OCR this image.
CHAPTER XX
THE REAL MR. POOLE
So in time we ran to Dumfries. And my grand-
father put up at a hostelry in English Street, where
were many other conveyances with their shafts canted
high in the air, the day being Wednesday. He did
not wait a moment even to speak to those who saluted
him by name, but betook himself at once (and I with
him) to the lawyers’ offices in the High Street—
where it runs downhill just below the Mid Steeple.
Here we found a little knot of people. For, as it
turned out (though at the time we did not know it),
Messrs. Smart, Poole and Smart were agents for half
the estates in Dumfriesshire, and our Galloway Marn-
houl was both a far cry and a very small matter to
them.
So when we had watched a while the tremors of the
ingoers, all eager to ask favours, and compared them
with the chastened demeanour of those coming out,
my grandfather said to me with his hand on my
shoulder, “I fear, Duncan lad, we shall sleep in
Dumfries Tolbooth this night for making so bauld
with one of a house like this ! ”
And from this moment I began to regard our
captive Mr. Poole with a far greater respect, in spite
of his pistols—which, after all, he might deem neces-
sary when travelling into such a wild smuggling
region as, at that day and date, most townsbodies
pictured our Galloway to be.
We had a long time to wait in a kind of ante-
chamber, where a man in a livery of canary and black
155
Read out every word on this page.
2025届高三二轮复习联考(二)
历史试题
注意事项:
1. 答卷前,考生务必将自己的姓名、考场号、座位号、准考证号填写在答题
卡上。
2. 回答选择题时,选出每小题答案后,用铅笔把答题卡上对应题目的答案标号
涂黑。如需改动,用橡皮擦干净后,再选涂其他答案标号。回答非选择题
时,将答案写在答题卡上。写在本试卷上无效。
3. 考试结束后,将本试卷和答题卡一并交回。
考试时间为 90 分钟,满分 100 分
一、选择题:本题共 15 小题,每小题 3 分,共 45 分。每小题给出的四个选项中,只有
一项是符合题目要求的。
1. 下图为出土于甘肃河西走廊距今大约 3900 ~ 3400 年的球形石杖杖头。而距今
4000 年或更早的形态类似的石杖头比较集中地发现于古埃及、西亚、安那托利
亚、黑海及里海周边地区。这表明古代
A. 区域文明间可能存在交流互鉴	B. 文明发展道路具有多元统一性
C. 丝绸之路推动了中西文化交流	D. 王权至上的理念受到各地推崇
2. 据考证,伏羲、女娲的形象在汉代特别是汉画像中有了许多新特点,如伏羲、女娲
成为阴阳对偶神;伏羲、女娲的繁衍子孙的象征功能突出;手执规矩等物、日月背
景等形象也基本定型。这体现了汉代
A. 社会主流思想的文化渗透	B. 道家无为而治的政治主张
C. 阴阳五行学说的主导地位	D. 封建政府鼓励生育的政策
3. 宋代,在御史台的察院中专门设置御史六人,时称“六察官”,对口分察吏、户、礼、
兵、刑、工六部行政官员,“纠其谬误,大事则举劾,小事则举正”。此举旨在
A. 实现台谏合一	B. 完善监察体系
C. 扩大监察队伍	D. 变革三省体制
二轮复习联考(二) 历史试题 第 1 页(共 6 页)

■ Instructions for the task: Each line above that includes "with" should be shown.

■ Solution:
were many other conveyances with their shafts canted
him by name, but betook himself at once (and I with
with the chastened demeanour of those coming out,
my grandfather said to me with his hand on my
with one of a house like this ! ”
captive Mr. Poole with a far greater respect, in spite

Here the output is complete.